Data listing:
------------

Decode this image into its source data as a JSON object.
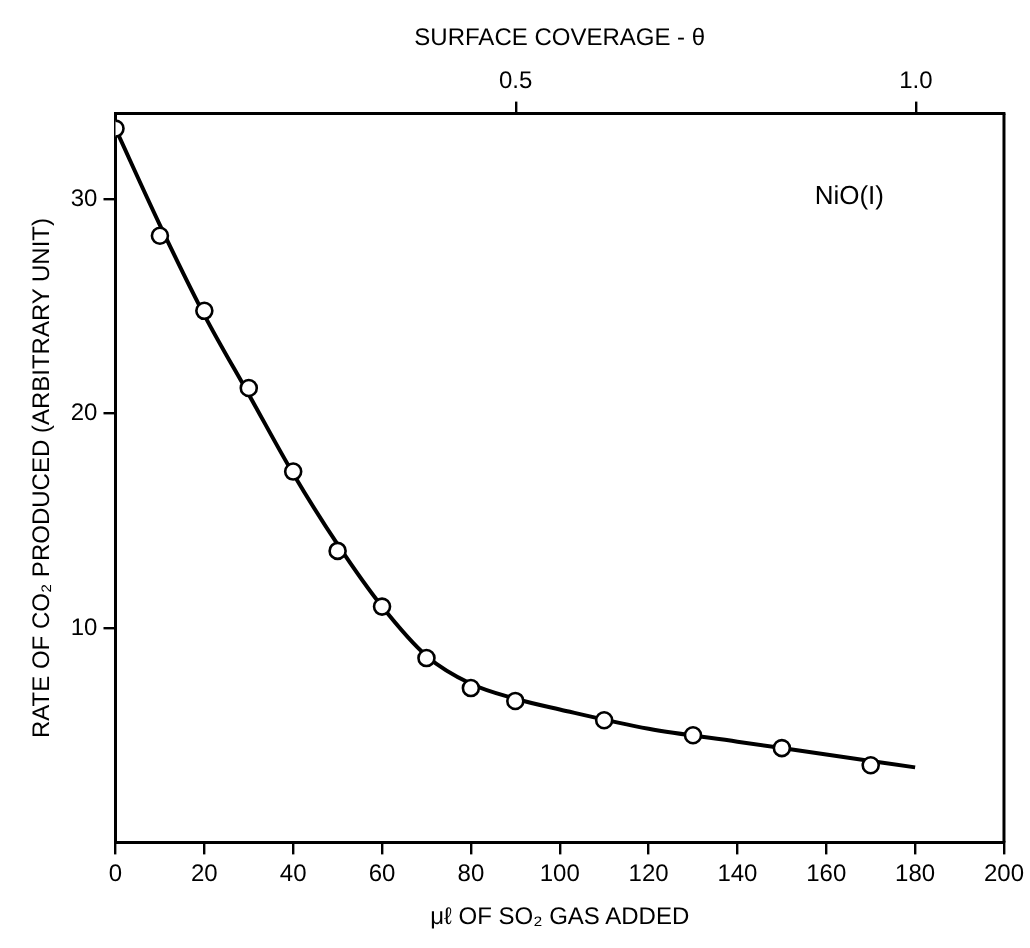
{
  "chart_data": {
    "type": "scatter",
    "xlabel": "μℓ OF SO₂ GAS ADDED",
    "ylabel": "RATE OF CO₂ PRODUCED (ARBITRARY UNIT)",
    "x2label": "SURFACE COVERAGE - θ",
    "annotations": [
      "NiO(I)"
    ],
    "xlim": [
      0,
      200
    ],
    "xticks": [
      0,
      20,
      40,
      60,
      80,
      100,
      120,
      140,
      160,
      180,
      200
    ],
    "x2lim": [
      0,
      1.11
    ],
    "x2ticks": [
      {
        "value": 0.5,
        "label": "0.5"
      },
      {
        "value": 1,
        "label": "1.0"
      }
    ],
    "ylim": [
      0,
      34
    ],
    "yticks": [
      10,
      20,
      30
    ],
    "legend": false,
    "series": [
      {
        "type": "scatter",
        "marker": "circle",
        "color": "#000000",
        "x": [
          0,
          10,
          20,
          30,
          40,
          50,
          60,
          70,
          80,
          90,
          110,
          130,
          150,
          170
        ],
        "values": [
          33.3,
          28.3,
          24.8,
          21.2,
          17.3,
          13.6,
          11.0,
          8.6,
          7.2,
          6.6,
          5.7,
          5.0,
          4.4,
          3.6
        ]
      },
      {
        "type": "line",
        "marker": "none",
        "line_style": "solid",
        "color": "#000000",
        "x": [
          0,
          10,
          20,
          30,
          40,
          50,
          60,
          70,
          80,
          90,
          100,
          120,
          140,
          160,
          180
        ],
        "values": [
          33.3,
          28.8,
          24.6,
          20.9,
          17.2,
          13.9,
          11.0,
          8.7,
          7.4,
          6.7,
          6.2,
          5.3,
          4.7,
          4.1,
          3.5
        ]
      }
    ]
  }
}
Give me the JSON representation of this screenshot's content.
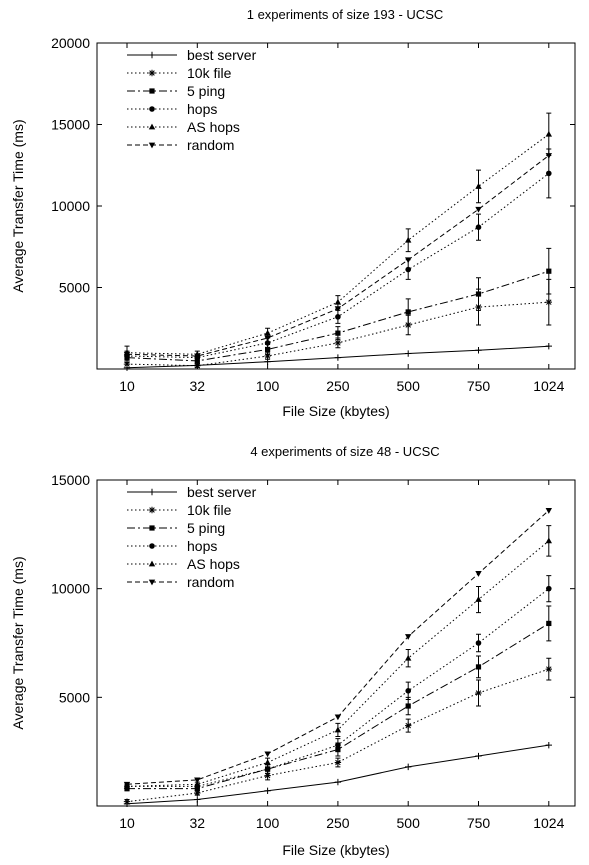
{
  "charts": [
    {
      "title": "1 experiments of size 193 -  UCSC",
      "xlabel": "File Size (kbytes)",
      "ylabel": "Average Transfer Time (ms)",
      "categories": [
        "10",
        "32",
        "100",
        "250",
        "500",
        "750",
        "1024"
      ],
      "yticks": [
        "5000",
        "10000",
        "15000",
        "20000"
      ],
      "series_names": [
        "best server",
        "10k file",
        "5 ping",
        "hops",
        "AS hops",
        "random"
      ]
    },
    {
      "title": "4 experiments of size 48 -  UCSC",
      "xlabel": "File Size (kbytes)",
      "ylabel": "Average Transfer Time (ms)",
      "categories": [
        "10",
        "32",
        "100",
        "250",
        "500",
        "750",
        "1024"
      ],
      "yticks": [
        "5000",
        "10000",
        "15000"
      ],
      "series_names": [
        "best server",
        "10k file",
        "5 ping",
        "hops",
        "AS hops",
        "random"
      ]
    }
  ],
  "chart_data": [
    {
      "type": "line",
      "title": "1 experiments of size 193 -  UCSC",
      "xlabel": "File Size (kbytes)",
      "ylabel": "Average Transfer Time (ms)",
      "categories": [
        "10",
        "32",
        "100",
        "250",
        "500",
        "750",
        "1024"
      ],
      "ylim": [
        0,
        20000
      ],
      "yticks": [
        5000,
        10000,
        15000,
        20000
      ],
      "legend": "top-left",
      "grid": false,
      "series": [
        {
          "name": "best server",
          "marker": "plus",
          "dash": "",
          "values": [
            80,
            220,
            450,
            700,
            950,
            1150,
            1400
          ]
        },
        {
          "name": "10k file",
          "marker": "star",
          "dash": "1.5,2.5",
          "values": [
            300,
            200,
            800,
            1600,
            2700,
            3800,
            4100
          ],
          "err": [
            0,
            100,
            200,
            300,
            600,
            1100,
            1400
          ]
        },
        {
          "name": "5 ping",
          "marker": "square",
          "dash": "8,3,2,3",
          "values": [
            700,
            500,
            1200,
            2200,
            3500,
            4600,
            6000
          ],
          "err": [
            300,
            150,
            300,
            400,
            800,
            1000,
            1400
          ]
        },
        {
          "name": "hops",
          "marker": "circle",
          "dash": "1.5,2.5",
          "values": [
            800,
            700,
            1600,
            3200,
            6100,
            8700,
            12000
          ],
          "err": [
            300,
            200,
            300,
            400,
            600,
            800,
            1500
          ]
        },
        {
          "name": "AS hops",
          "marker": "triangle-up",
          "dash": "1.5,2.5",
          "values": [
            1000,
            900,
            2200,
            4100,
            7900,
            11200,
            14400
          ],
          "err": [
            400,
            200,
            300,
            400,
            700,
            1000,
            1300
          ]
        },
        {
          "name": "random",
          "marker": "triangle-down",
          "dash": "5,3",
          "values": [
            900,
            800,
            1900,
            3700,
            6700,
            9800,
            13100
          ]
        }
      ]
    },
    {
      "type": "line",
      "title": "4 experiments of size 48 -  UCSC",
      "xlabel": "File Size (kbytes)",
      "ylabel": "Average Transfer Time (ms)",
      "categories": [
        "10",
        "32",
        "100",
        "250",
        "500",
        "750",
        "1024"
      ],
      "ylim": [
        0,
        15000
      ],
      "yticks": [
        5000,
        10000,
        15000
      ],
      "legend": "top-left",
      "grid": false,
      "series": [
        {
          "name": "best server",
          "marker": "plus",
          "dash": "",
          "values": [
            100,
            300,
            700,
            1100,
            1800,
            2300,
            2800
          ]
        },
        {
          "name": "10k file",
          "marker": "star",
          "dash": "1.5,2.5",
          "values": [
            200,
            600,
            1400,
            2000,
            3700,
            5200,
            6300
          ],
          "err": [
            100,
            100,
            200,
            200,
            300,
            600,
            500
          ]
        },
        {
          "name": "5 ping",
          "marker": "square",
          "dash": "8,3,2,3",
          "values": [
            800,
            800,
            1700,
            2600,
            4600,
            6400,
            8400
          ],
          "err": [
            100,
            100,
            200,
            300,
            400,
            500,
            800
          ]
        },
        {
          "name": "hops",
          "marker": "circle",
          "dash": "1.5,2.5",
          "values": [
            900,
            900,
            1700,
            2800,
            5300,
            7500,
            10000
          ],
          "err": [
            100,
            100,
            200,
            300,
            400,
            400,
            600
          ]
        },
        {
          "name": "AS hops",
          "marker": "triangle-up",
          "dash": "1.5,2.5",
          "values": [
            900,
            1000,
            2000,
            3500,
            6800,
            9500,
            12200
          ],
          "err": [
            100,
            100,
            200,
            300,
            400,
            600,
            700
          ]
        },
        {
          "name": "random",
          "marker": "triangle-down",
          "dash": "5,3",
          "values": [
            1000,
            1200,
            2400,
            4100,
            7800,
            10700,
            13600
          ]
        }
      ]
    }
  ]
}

------------

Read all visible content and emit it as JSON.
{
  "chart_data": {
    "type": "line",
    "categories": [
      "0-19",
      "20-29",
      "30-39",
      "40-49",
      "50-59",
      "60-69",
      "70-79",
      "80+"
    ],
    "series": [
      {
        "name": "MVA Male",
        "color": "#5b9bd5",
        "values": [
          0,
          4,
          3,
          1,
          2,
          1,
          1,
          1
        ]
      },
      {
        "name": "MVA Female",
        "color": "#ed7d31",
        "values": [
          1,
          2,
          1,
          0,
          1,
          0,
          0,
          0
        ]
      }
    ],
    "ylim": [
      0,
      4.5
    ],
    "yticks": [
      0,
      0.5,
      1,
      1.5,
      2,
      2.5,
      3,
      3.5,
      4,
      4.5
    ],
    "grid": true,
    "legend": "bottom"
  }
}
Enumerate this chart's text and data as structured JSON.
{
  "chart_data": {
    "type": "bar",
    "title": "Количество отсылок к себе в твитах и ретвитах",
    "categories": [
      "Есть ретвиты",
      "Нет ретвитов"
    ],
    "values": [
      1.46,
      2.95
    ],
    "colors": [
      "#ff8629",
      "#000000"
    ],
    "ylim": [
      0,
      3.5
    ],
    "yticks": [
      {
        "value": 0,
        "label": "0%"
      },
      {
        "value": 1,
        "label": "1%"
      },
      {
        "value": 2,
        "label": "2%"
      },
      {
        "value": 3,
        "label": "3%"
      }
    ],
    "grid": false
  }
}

------------

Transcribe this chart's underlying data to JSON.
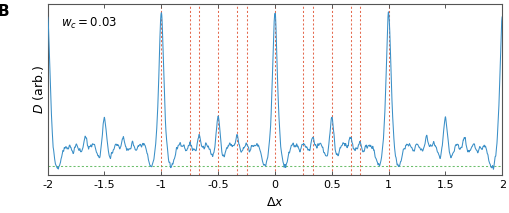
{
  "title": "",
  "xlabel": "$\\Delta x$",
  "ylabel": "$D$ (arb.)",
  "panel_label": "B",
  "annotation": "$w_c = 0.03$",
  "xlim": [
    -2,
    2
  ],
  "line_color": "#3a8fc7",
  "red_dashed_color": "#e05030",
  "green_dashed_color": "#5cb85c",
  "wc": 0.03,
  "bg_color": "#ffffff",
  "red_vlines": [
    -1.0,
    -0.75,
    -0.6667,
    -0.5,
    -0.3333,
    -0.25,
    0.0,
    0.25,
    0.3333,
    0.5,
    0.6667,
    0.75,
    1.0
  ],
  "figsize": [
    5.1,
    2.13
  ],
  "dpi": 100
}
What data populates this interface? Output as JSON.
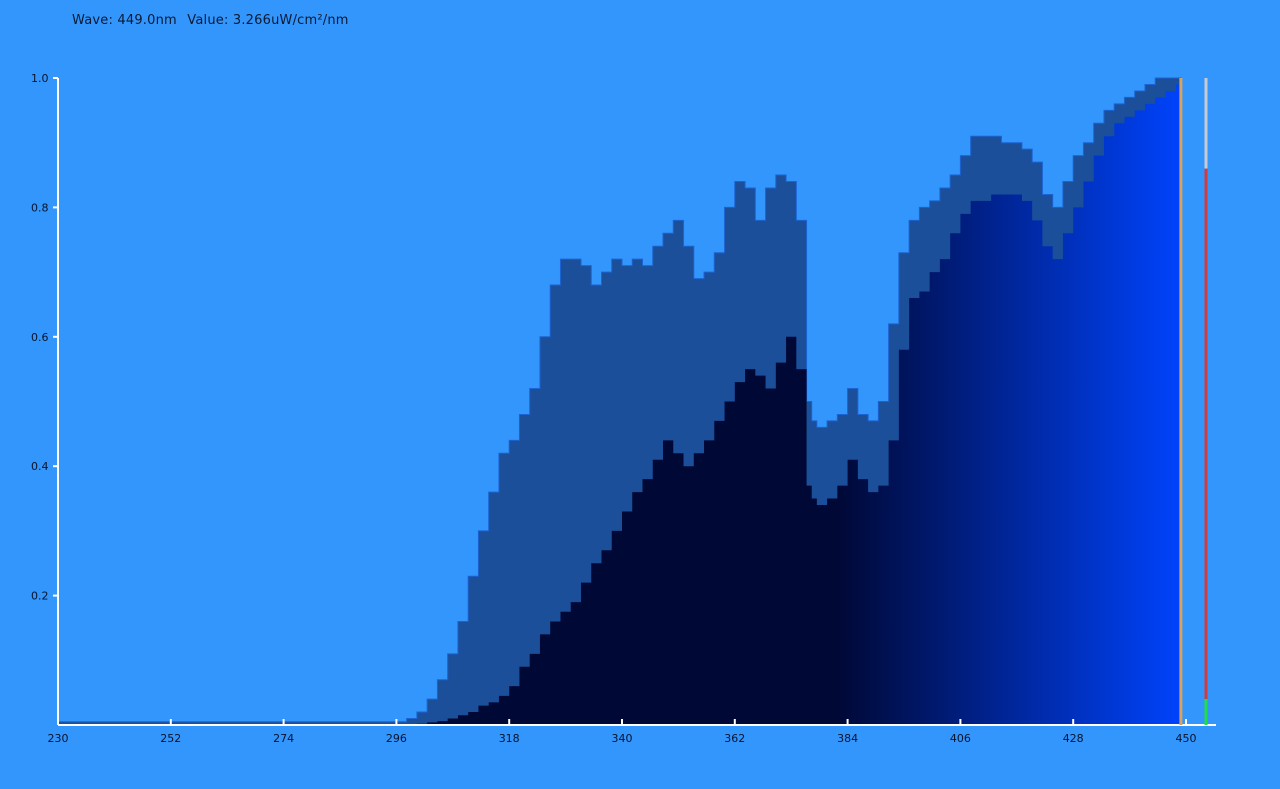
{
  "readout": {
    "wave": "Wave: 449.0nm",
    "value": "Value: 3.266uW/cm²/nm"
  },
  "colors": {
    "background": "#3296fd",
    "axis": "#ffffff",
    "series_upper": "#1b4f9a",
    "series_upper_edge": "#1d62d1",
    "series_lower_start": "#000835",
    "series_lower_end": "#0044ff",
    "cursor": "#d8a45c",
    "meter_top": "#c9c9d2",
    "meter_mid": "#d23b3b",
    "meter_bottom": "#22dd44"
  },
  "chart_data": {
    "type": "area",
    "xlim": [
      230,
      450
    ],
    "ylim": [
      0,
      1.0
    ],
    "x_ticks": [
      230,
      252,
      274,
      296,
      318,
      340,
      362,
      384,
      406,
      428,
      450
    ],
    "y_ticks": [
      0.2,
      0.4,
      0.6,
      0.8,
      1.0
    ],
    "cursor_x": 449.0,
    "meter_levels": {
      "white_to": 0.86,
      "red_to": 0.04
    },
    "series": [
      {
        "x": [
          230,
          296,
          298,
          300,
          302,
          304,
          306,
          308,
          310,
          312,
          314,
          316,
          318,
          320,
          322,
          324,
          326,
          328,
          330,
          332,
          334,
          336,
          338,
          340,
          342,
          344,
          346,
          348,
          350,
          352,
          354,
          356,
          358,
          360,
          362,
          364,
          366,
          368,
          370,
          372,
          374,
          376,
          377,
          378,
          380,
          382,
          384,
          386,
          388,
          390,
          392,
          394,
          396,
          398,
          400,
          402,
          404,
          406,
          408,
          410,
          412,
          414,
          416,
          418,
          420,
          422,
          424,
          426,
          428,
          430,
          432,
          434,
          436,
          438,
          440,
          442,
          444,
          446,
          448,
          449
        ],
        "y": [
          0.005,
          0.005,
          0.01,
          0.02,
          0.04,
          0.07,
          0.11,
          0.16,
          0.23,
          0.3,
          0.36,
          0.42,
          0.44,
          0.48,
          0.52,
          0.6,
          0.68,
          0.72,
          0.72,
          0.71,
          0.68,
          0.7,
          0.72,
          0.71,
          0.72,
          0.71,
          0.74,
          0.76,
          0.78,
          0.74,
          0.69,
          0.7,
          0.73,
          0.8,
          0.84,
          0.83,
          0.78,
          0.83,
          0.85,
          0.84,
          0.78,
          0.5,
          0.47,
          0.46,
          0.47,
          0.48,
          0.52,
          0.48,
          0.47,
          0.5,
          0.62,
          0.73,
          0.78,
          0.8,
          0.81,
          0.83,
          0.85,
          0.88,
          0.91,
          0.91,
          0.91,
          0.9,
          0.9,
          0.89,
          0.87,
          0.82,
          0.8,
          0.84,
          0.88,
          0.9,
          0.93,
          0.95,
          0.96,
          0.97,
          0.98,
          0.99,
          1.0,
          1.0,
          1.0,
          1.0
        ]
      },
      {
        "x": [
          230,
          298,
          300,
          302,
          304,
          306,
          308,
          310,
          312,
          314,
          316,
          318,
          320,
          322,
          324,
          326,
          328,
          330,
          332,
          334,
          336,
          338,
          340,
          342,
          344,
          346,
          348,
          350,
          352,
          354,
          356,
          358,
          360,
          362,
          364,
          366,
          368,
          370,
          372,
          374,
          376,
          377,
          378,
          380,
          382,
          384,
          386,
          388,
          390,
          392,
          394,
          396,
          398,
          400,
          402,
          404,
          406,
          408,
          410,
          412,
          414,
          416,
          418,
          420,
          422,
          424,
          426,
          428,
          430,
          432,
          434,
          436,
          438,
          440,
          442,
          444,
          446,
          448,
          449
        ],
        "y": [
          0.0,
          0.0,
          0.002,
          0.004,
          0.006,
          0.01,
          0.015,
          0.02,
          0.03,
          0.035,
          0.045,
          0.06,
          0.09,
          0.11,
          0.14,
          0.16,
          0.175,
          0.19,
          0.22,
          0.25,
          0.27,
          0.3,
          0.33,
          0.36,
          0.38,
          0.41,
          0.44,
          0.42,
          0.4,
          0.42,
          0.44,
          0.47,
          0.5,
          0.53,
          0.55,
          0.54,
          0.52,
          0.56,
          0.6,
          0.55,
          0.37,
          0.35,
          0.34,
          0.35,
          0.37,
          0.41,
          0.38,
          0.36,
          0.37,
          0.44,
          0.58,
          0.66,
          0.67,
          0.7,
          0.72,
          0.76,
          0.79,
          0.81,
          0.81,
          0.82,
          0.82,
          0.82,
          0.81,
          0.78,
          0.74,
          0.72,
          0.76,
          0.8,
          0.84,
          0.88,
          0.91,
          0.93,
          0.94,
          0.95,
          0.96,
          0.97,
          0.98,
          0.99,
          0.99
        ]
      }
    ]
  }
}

------------

> [PROBLEM STATEMENT] Give only the count of lines in the data that include the string "type".

> [RESPONSE TO THIS EXERCISE] 8